** Start **

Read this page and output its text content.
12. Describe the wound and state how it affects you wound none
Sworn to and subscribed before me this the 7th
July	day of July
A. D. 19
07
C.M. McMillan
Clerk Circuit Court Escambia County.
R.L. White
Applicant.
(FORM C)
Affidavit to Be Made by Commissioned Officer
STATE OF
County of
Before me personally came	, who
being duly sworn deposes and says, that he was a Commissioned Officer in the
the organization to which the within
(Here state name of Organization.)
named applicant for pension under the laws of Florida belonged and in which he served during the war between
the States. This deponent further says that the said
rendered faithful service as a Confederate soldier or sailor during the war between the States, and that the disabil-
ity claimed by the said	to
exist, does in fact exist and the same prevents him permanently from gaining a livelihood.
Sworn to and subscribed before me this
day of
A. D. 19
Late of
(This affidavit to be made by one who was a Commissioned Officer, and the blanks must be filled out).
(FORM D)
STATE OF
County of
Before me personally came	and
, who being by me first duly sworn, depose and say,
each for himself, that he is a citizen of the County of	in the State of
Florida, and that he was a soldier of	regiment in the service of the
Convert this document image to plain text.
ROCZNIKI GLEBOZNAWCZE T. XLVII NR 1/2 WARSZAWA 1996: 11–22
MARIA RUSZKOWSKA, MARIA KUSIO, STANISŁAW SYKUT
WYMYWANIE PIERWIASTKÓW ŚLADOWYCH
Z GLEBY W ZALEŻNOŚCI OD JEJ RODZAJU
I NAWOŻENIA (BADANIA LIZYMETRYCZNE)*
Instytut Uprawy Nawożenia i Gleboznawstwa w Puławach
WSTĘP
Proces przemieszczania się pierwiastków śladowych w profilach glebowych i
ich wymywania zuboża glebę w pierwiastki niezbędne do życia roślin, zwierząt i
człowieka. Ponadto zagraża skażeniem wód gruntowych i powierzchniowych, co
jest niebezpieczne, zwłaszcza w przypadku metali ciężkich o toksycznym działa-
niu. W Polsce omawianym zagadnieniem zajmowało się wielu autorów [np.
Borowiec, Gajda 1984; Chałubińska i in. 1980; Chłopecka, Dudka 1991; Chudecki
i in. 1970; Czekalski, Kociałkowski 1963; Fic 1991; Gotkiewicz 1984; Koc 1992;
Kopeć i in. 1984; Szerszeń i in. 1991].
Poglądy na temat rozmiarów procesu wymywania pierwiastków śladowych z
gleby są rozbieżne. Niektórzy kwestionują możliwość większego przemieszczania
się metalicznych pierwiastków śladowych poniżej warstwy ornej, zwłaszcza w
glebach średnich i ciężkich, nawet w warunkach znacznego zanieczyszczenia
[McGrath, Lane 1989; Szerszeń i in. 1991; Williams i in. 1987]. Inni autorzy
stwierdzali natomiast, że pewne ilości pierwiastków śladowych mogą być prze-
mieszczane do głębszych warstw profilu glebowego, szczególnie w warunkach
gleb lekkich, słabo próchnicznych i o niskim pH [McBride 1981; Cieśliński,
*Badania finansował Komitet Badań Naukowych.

** End **

__PROBLEM DESCRIPTION__
Go through the records and copy each line with "service" in it.

__RESULT__
rendered faithful service as a Confederate soldier or sailor during the war between the States, and that the disabil-
Florida, and that he was a soldier of	regiment in the service of the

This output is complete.